## DIRECTIONS FOR THIS TASK
Return the listing below unchanged, minus its pictures.

## LISTED ENTRIES
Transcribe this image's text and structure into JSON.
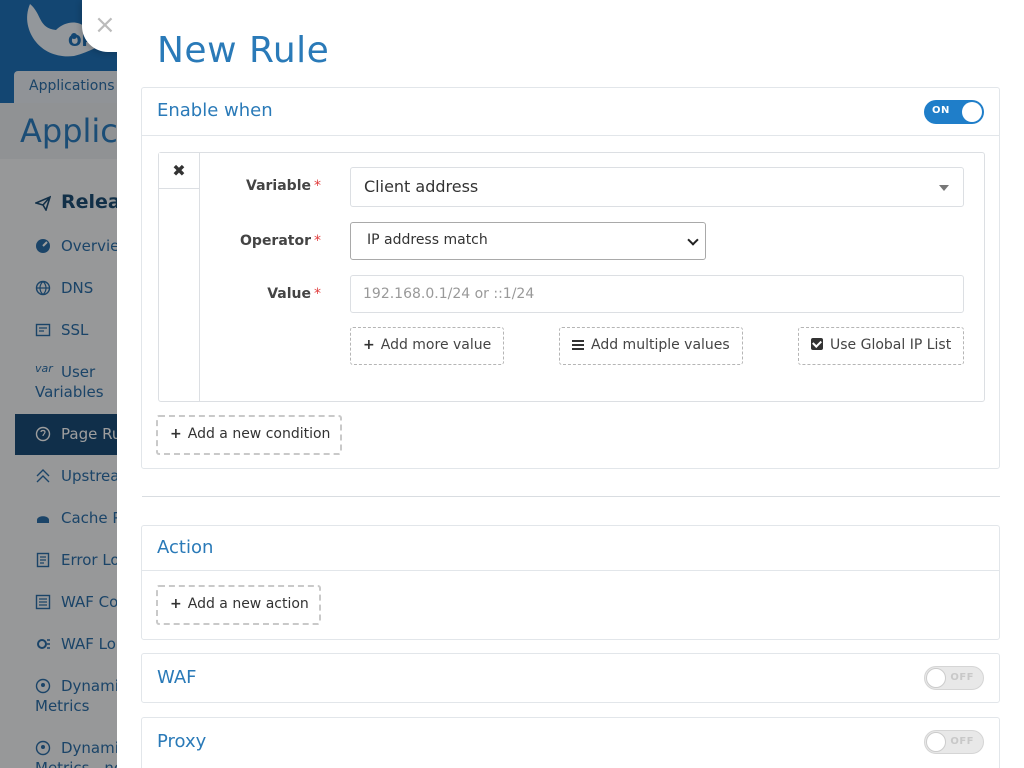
{
  "background": {
    "breadcrumb_tab": "Applications",
    "page_title": "Applica",
    "sidebar": {
      "section": "Release",
      "items": [
        {
          "label": "Overview"
        },
        {
          "label": "DNS"
        },
        {
          "label": "SSL"
        },
        {
          "label": "User",
          "label2": "Variables",
          "icon_text": "var"
        },
        {
          "label": "Page Ru"
        },
        {
          "label": "Upstrea"
        },
        {
          "label": "Cache P"
        },
        {
          "label": "Error Lo"
        },
        {
          "label": "WAF Co"
        },
        {
          "label": "WAF Lo"
        },
        {
          "label": "Dynami",
          "label2": "Metrics"
        },
        {
          "label": "Dynami",
          "label2": "Metrics - no"
        }
      ]
    },
    "close_glyph": "×"
  },
  "drawer": {
    "title": "New Rule",
    "enable_when": {
      "title": "Enable when",
      "toggle_label": "ON",
      "remove_glyph": "✖",
      "variable": {
        "label": "Variable",
        "required_mark": "*",
        "value": "Client address"
      },
      "operator": {
        "label": "Operator",
        "required_mark": "*",
        "value": "IP address match"
      },
      "value": {
        "label": "Value",
        "required_mark": "*",
        "placeholder": "192.168.0.1/24 or ::1/24"
      },
      "buttons": {
        "add_more_value": "Add more value",
        "add_multiple_values": "Add multiple values",
        "use_global_ip_list": "Use Global IP List"
      },
      "add_condition": "Add a new condition"
    },
    "action": {
      "title": "Action",
      "add_action": "Add a new action"
    },
    "waf": {
      "title": "WAF",
      "toggle_label": "OFF"
    },
    "proxy": {
      "title": "Proxy",
      "toggle_label": "OFF"
    }
  },
  "colors": {
    "accent": "#2a7ab8",
    "toggle_on": "#1f7ec9",
    "required": "#e03c3c",
    "header_blue": "#1f72b8"
  }
}
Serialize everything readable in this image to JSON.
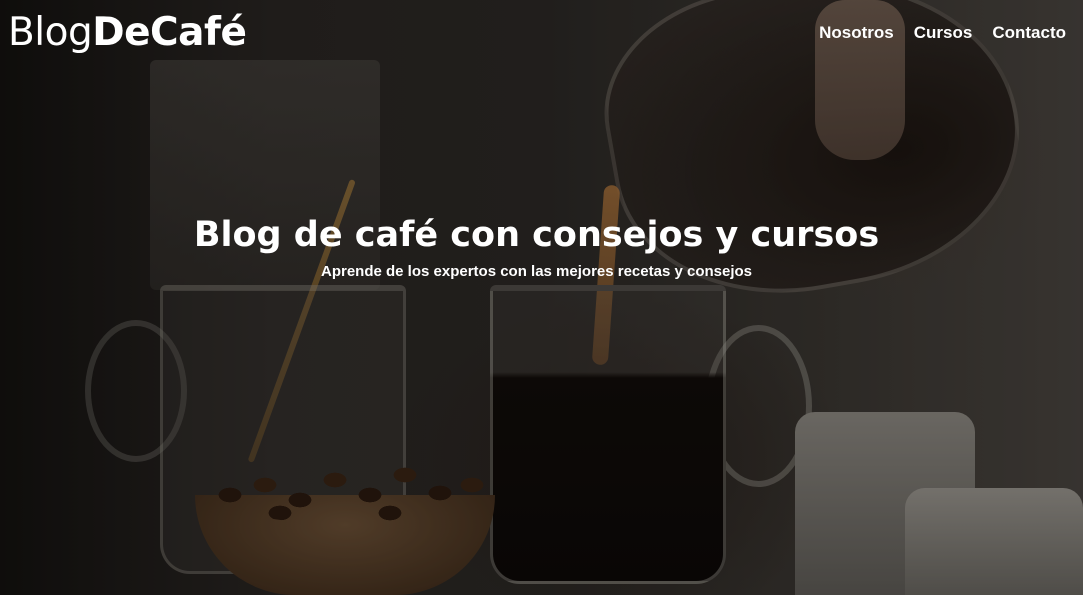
{
  "header": {
    "logo_part1": "Blog",
    "logo_part2": "DeCafé",
    "nav": [
      {
        "label": "Nosotros"
      },
      {
        "label": "Cursos"
      },
      {
        "label": "Contacto"
      }
    ]
  },
  "hero": {
    "title": "Blog de café con consejos y cursos",
    "subtitle": "Aprende de los expertos con las mejores recetas y consejos"
  },
  "colors": {
    "text": "#ffffff",
    "overlay": "#1a1714"
  }
}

## SOLUTION FOR THIS EXERCISE
Transcribe this image's text and structure into JSON.
{
  "background": {
    "breadcrumb_tab": "Applications",
    "page_title": "Applica",
    "sidebar": {
      "section": "Release",
      "items": [
        {
          "label": "Overview"
        },
        {
          "label": "DNS"
        },
        {
          "label": "SSL"
        },
        {
          "label": "User",
          "label2": "Variables",
          "icon_text": "var"
        },
        {
          "label": "Page Ru"
        },
        {
          "label": "Upstrea"
        },
        {
          "label": "Cache P"
        },
        {
          "label": "Error Lo"
        },
        {
          "label": "WAF Co"
        },
        {
          "label": "WAF Lo"
        },
        {
          "label": "Dynami",
          "label2": "Metrics"
        },
        {
          "label": "Dynami",
          "label2": "Metrics - no"
        }
      ]
    },
    "close_glyph": "×"
  },
  "drawer": {
    "title": "New Rule",
    "enable_when": {
      "title": "Enable when",
      "toggle_label": "ON",
      "remove_glyph": "✖",
      "variable": {
        "label": "Variable",
        "required_mark": "*",
        "value": "Client address"
      },
      "operator": {
        "label": "Operator",
        "required_mark": "*",
        "value": "IP address match"
      },
      "value": {
        "label": "Value",
        "required_mark": "*",
        "placeholder": "192.168.0.1/24 or ::1/24"
      },
      "buttons": {
        "add_more_value": "Add more value",
        "add_multiple_values": "Add multiple values",
        "use_global_ip_list": "Use Global IP List"
      },
      "add_condition": "Add a new condition"
    },
    "action": {
      "title": "Action",
      "add_action": "Add a new action"
    },
    "waf": {
      "title": "WAF",
      "toggle_label": "OFF"
    },
    "proxy": {
      "title": "Proxy",
      "toggle_label": "OFF"
    }
  },
  "colors": {
    "accent": "#2a7ab8",
    "toggle_on": "#1f7ec9",
    "required": "#e03c3c",
    "header_blue": "#1f72b8"
  }
}
Serialize everything readable in this image to JSON.
{
  "header": {
    "logo_part1": "Blog",
    "logo_part2": "DeCafé",
    "nav": [
      {
        "label": "Nosotros"
      },
      {
        "label": "Cursos"
      },
      {
        "label": "Contacto"
      }
    ]
  },
  "hero": {
    "title": "Blog de café con consejos y cursos",
    "subtitle": "Aprende de los expertos con las mejores recetas y consejos"
  },
  "colors": {
    "text": "#ffffff",
    "overlay": "#1a1714"
  }
}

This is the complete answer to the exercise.